STATED EXERCISE. Using the entries that follow, collect the lines where the word "TEKUĆIM" appears.

DATA IN THIS EXERCISE.
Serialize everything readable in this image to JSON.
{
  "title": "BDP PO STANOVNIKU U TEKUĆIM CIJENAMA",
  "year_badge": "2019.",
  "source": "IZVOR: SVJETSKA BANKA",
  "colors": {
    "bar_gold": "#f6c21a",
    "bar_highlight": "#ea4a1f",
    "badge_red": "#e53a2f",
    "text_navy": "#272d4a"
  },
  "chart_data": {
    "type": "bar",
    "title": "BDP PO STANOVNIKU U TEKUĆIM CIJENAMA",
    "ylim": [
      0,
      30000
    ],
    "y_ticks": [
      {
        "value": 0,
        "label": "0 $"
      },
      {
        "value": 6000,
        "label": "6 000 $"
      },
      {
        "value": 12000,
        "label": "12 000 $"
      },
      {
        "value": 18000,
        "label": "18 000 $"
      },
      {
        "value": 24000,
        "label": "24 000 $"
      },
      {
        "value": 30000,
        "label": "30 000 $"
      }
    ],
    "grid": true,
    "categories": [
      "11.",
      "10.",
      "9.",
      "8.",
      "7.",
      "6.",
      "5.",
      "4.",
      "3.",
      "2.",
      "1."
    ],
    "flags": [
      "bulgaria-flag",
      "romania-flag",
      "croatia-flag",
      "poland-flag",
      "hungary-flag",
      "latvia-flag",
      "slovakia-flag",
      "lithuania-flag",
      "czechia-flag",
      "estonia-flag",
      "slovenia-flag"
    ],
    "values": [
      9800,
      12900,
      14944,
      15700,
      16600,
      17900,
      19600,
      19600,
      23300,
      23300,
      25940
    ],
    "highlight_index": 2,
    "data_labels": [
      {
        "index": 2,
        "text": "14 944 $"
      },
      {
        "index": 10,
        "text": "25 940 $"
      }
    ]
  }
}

RESPONSE.
  "title": "BDP PO STANOVNIKU U TEKUĆIM CIJENAMA",
    "title": "BDP PO STANOVNIKU U TEKUĆIM CIJENAMA",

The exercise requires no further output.